§ Your instructions: Below are records. Copy every line with "icon" in it.

* BEGIN Provided information *

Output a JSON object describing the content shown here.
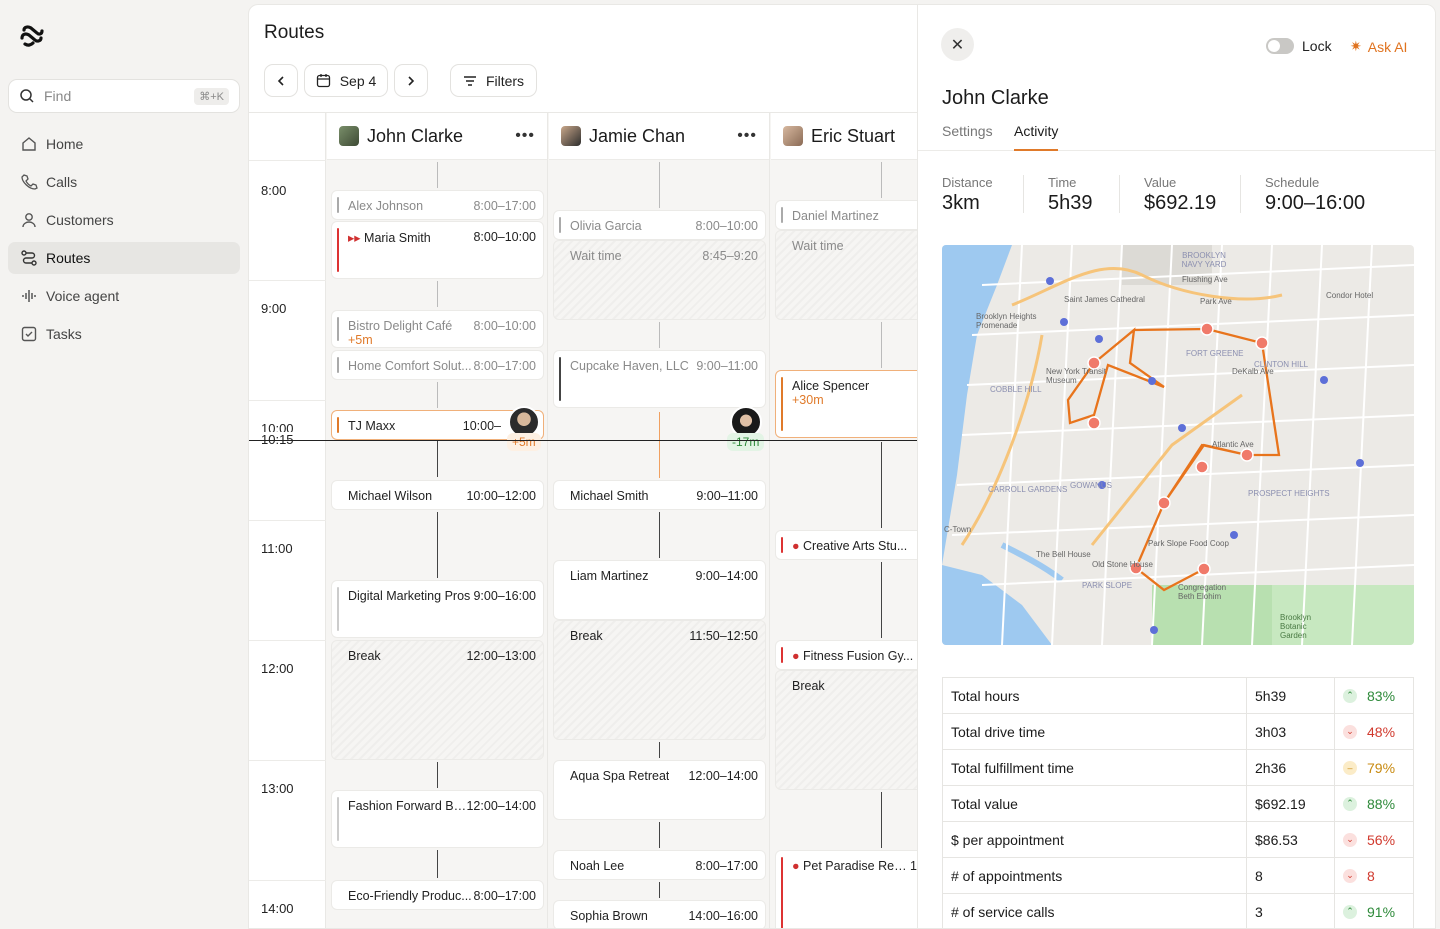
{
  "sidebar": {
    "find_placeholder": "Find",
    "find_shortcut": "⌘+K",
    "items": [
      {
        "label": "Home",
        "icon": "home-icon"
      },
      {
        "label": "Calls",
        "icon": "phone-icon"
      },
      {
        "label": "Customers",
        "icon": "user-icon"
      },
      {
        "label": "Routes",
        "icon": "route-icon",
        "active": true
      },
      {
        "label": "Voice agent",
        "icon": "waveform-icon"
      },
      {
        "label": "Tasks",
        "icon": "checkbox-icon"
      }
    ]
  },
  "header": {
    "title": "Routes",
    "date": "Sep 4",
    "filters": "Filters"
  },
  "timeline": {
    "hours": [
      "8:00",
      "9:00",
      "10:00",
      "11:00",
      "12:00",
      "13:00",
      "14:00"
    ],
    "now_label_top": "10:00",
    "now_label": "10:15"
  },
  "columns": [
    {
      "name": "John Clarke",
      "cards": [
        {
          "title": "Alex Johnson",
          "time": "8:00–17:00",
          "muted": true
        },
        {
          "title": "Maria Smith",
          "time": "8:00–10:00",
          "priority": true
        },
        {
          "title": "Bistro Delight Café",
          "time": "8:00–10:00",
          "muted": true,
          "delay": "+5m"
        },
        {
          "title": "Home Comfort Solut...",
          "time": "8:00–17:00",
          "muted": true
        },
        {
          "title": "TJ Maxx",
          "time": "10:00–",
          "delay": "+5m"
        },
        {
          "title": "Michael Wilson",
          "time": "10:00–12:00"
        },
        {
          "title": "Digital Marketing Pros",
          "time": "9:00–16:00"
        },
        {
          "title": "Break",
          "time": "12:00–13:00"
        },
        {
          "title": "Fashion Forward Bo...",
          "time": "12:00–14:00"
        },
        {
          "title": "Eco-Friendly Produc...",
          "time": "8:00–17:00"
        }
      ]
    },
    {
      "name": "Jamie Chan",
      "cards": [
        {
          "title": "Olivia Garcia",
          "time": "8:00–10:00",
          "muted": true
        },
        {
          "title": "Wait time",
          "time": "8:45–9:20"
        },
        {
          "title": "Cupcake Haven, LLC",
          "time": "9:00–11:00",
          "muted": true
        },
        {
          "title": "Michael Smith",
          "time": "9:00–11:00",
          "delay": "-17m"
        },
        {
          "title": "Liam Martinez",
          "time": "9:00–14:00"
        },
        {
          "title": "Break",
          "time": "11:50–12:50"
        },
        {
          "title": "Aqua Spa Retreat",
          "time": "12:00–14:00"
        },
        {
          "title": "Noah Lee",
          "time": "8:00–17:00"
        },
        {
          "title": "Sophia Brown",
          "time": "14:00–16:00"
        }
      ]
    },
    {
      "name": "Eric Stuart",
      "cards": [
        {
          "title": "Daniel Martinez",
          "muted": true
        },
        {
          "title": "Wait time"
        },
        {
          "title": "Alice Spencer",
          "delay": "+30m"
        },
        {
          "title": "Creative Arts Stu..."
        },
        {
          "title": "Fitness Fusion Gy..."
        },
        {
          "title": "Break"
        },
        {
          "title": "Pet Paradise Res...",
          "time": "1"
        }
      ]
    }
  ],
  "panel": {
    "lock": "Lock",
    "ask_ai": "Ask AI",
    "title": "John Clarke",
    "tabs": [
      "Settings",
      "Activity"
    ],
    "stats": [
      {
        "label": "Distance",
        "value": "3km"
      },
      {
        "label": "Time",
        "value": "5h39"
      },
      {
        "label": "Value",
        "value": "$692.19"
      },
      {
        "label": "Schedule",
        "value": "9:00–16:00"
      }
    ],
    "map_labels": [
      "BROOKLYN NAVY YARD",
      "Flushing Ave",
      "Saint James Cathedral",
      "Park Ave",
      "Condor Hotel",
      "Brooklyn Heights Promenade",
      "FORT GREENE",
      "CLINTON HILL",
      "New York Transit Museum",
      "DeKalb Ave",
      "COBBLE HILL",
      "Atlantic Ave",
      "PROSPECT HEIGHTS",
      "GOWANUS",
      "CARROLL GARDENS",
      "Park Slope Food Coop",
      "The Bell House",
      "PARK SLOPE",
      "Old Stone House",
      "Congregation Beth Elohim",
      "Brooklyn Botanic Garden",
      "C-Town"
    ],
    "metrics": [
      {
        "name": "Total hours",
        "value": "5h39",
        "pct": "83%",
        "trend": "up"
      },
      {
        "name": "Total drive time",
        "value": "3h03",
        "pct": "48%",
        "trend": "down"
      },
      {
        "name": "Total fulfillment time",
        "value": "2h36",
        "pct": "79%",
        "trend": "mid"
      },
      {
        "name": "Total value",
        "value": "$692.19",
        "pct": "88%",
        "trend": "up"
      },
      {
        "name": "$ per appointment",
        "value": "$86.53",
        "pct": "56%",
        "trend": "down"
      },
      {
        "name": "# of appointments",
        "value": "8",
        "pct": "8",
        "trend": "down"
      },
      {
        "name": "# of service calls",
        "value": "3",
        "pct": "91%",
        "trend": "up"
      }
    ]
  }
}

* END Provided information *
* BEGIN Provided information *

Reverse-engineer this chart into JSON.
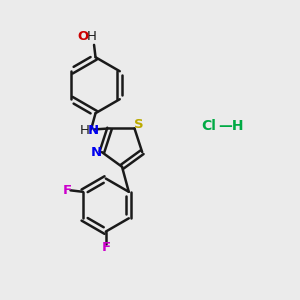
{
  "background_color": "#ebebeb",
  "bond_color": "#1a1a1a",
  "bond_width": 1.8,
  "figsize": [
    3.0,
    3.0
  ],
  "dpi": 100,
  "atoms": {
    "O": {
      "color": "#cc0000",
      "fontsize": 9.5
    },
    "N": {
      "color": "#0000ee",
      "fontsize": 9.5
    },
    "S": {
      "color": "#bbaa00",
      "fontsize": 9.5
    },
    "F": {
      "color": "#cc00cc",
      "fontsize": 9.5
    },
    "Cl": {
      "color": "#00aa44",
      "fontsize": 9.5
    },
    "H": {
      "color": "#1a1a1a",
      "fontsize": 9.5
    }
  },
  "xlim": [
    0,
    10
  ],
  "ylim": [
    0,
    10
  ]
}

* END Provided information *
* BEGIN Provided information *

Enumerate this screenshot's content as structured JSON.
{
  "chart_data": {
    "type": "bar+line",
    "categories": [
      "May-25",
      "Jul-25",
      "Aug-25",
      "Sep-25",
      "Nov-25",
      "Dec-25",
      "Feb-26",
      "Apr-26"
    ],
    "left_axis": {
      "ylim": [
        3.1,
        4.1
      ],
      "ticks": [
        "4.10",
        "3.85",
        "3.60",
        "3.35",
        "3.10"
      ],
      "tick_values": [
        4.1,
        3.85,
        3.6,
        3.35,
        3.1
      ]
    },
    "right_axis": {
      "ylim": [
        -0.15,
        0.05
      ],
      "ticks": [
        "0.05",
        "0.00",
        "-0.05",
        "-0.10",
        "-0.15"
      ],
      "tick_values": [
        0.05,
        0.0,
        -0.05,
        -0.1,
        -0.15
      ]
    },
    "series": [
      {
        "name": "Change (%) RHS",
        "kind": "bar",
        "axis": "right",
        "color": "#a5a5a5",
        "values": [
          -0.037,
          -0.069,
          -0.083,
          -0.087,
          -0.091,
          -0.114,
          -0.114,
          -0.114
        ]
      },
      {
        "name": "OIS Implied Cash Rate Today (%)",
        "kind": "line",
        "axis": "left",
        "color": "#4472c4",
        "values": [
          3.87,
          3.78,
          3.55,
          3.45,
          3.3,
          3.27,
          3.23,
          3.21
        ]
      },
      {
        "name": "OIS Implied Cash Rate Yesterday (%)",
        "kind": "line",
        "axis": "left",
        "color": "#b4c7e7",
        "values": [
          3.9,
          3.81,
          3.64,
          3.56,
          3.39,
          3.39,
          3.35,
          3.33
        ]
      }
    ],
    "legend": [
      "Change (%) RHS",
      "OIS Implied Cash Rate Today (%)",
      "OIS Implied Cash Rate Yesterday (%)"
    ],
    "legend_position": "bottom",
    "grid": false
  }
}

* END Provided information *

§ Correct result:
        "icon": "home-icon"
        "icon": "phone-icon"
        "icon": "user-icon"
        "icon": "route-icon",
        "icon": "waveform-icon"
        "icon": "checkbox-icon"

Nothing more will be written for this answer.